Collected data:
● ● ● ● ● ● ●

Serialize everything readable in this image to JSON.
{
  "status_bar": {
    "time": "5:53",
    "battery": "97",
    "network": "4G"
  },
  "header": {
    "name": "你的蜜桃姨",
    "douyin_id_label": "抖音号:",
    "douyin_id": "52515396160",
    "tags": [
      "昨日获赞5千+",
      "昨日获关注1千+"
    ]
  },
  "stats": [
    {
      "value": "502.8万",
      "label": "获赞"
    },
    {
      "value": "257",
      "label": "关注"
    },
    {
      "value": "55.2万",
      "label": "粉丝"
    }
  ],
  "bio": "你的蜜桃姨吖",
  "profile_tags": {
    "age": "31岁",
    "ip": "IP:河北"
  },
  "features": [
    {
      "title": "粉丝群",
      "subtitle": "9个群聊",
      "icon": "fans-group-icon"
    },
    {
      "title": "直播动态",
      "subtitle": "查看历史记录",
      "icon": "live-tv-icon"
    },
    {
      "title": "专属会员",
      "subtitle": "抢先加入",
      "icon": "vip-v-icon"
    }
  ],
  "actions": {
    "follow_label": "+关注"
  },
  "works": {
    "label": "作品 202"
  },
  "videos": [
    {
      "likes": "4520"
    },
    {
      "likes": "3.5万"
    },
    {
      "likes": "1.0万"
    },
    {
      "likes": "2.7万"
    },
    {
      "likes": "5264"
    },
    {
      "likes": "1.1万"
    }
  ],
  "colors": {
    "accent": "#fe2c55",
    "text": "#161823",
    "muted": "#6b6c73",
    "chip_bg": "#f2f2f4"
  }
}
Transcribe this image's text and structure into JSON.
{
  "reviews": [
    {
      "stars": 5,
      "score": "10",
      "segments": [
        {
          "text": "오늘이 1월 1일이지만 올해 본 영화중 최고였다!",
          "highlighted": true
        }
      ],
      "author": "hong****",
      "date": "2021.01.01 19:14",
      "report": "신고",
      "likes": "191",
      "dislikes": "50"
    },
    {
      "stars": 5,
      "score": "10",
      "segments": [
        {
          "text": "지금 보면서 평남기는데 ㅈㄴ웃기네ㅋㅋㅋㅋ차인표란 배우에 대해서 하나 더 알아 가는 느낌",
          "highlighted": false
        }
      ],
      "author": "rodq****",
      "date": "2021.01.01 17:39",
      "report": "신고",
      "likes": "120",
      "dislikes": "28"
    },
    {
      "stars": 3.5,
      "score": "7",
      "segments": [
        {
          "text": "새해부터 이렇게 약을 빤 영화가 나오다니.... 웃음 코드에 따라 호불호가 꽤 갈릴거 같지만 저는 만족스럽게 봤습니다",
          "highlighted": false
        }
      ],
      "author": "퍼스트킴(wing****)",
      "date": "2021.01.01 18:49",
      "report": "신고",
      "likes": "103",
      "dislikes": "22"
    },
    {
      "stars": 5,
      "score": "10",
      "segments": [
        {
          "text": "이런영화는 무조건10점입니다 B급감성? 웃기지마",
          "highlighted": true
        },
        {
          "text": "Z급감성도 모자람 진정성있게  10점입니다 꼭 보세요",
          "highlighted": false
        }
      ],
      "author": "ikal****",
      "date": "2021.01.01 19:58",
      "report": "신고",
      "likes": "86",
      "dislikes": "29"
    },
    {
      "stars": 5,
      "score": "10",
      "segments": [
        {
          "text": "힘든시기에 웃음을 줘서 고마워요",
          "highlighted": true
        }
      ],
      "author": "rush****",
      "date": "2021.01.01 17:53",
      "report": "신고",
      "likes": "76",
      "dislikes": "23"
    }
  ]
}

● ● ● ● ● ● ●

Search the listing for the word "icon". Copy every line in which it occurs.

      "icon": "fans-group-icon"
      "icon": "live-tv-icon"
      "icon": "vip-v-icon"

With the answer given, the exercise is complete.